*Task statement*.
Omit the pictures from the entries below and retype everything else exactly.

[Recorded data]
———
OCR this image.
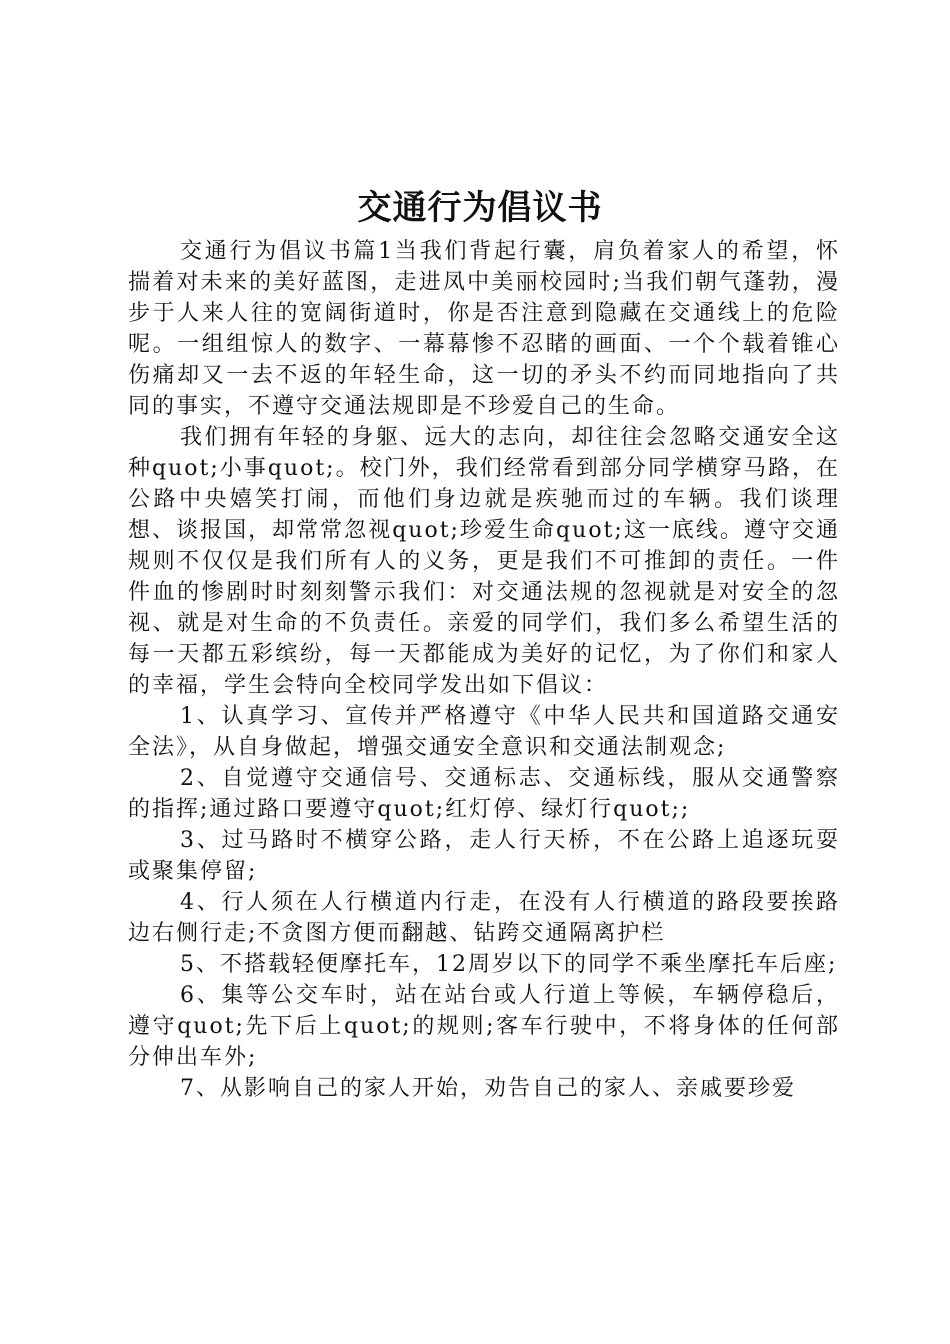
交通行为倡议书

交通行为倡议书篇1当我们背起行囊，肩负着家人的希望，怀揣着对未来的美好蓝图，走进凤中美丽校园时;当我们朝气蓬勃，漫步于人来人往的宽阔街道时，你是否注意到隐藏在交通线上的危险呢。一组组惊人的数字、一幕幕惨不忍睹的画面、一个个载着锥心伤痛却又一去不返的年轻生命，这一切的矛头不约而同地指向了共同的事实，不遵守交通法规即是不珍爱自己的生命。

我们拥有年轻的身躯、远大的志向，却往往会忽略交通安全这种quot;小事quot;。校门外，我们经常看到部分同学横穿马路，在公路中央嬉笑打闹，而他们身边就是疾驰而过的车辆。我们谈理想、谈报国，却常常忽视quot;珍爱生命quot;这一底线。遵守交通规则不仅仅是我们所有人的义务，更是我们不可推卸的责任。一件件血的惨剧时时刻刻警示我们：对交通法规的忽视就是对安全的忽视、就是对生命的不负责任。亲爱的同学们，我们多么希望生活的每一天都五彩缤纷，每一天都能成为美好的记忆，为了你们和家人的幸福，学生会特向全校同学发出如下倡议：

1、认真学习、宣传并严格遵守《中华人民共和国道路交通安全法》，从自身做起，增强交通安全意识和交通法制观念;

2、自觉遵守交通信号、交通标志、交通标线，服从交通警察的指挥;通过路口要遵守quot;红灯停、绿灯行quot;;

3、过马路时不横穿公路，走人行天桥，不在公路上追逐玩耍或聚集停留;

4、行人须在人行横道内行走，在没有人行横道的路段要挨路边右侧行走;不贪图方便而翻越、钻跨交通隔离护栏

5、不搭载轻便摩托车，12周岁以下的同学不乘坐摩托车后座;

6、集等公交车时，站在站台或人行道上等候，车辆停稳后，遵守quot;先下后上quot;的规则;客车行驶中，不将身体的任何部分伸出车外;

7、从影响自己的家人开始，劝告自己的家人、亲戚要珍爱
———
*Task output*.
OCR this image.
交通行为倡议书

交通行为倡议书篇1当我们背起行囊，肩负着家人的希望，怀揣着对未来的美好蓝图，走进凤中美丽校园时;当我们朝气蓬勃，漫步于人来人往的宽阔街道时，你是否注意到隐藏在交通线上的危险呢。一组组惊人的数字、一幕幕惨不忍睹的画面、一个个载着锥心伤痛却又一去不返的年轻生命，这一切的矛头不约而同地指向了共同的事实，不遵守交通法规即是不珍爱自己的生命。

我们拥有年轻的身躯、远大的志向，却往往会忽略交通安全这种quot;小事quot;。校门外，我们经常看到部分同学横穿马路，在公路中央嬉笑打闹，而他们身边就是疾驰而过的车辆。我们谈理想、谈报国，却常常忽视quot;珍爱生命quot;这一底线。遵守交通规则不仅仅是我们所有人的义务，更是我们不可推卸的责任。一件件血的惨剧时时刻刻警示我们：对交通法规的忽视就是对安全的忽视、就是对生命的不负责任。亲爱的同学们，我们多么希望生活的每一天都五彩缤纷，每一天都能成为美好的记忆，为了你们和家人的幸福，学生会特向全校同学发出如下倡议：

1、认真学习、宣传并严格遵守《中华人民共和国道路交通安全法》，从自身做起，增强交通安全意识和交通法制观念;

2、自觉遵守交通信号、交通标志、交通标线，服从交通警察的指挥;通过路口要遵守quot;红灯停、绿灯行quot;;

3、过马路时不横穿公路，走人行天桥，不在公路上追逐玩耍或聚集停留;

4、行人须在人行横道内行走，在没有人行横道的路段要挨路边右侧行走;不贪图方便而翻越、钻跨交通隔离护栏

5、不搭载轻便摩托车，12周岁以下的同学不乘坐摩托车后座;

6、集等公交车时，站在站台或人行道上等候，车辆停稳后，遵守quot;先下后上quot;的规则;客车行驶中，不将身体的任何部分伸出车外;

7、从影响自己的家人开始，劝告自己的家人、亲戚要珍爱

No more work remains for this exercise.